▶ **STORED ROWS**:
◇ ◇ ◇ ◇ ◇
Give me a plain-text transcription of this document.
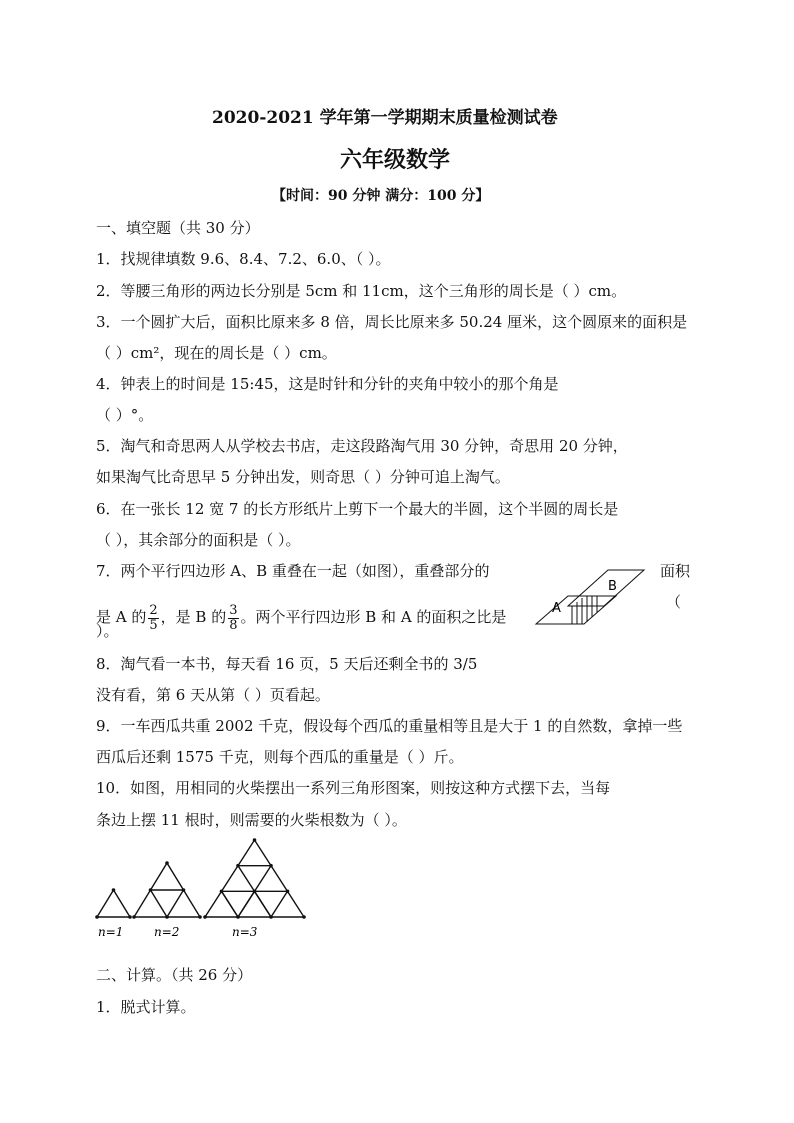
2020-2021 学年第一学期期末质量检测试卷
六年级数学
【时间：90 分钟 满分：100 分】
一、填空题（共 30 分）
1．找规律填数 9.6、8.4、7.2、6.0、（ ）。
2．等腰三角形的两边长分别是 5cm 和 11cm，这个三角形的周长是（ ）cm。
3．一个圆扩大后，面积比原来多 8 倍，周长比原来多 50.24 厘米，这个圆原来的面积是
（ ）cm²，现在的周长是（ ）cm。
4．钟表上的时间是 15:45，这是时针和分针的夹角中较小的那个角是
（ ）°。
5．淘气和奇思两人从学校去书店，走这段路淘气用 30 分钟，奇思用 20 分钟，
如果淘气比奇思早 5 分钟出发，则奇思（ ）分钟可追上淘气。
6．在一张长 12 宽 7 的长方形纸片上剪下一个最大的半圆，这个半圆的周长是
（ ），其余部分的面积是（ ）。
7．两个平行四边形 A、B 重叠在一起（如图），重叠部分的	面积
是 A 的 $\frac{2}{5}$ ，是 B 的 $\frac{3}{8}$ 。两个平行四边形 B 和 A 的面积之比是
（
）。
A
B
8．淘气看一本书，每天看 16 页，5 天后还剩全书的 3/5
没有看，第 6 天从第（ ）页看起。
9．一车西瓜共重 2002 千克，假设每个西瓜的重量相等且是大于 1 的自然数，拿掉一些
西瓜后还剩 1575 千克，则每个西瓜的重量是（ ）斤。
10．如图，用相同的火柴摆出一系列三角形图案，则按这种方式摆下去，当每
条边上摆 11 根时，则需要的火柴根数为（ ）。
n=1	n=2	n=3
二、计算。（共 26 分）
1．脱式计算。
◇ ◇ ◇ ◇ ◇
▶ **WORK REQUIRED**: Without including any picture, retype the entries exactly.

▶ **ANSWER TO THE EXERCISE**:
Give me a plain-text transcription of this document.
2020-2021 学年第一学期期末质量检测试卷
六年级数学
【时间：90 分钟 满分：100 分】
一、填空题（共 30 分）
1．找规律填数 9.6、8.4、7.2、6.0、（ ）。
2．等腰三角形的两边长分别是 5cm 和 11cm，这个三角形的周长是（ ）cm。
3．一个圆扩大后，面积比原来多 8 倍，周长比原来多 50.24 厘米，这个圆原来的面积是
（ ）cm²，现在的周长是（ ）cm。
4．钟表上的时间是 15:45，这是时针和分针的夹角中较小的那个角是
（ ）°。
5．淘气和奇思两人从学校去书店，走这段路淘气用 30 分钟，奇思用 20 分钟，
如果淘气比奇思早 5 分钟出发，则奇思（ ）分钟可追上淘气。
6．在一张长 12 宽 7 的长方形纸片上剪下一个最大的半圆，这个半圆的周长是
（ ），其余部分的面积是（ ）。
7．两个平行四边形 A、B 重叠在一起（如图），重叠部分的	面积
是 A 的 $\frac{2}{5}$ ，是 B 的 $\frac{3}{8}$ 。两个平行四边形 B 和 A 的面积之比是
（
）。
A
B
8．淘气看一本书，每天看 16 页，5 天后还剩全书的 3/5
没有看，第 6 天从第（ ）页看起。
9．一车西瓜共重 2002 千克，假设每个西瓜的重量相等且是大于 1 的自然数，拿掉一些
西瓜后还剩 1575 千克，则每个西瓜的重量是（ ）斤。
10．如图，用相同的火柴摆出一系列三角形图案，则按这种方式摆下去，当每
条边上摆 11 根时，则需要的火柴根数为（ ）。
n=1	n=2	n=3
二、计算。（共 26 分）
1．脱式计算。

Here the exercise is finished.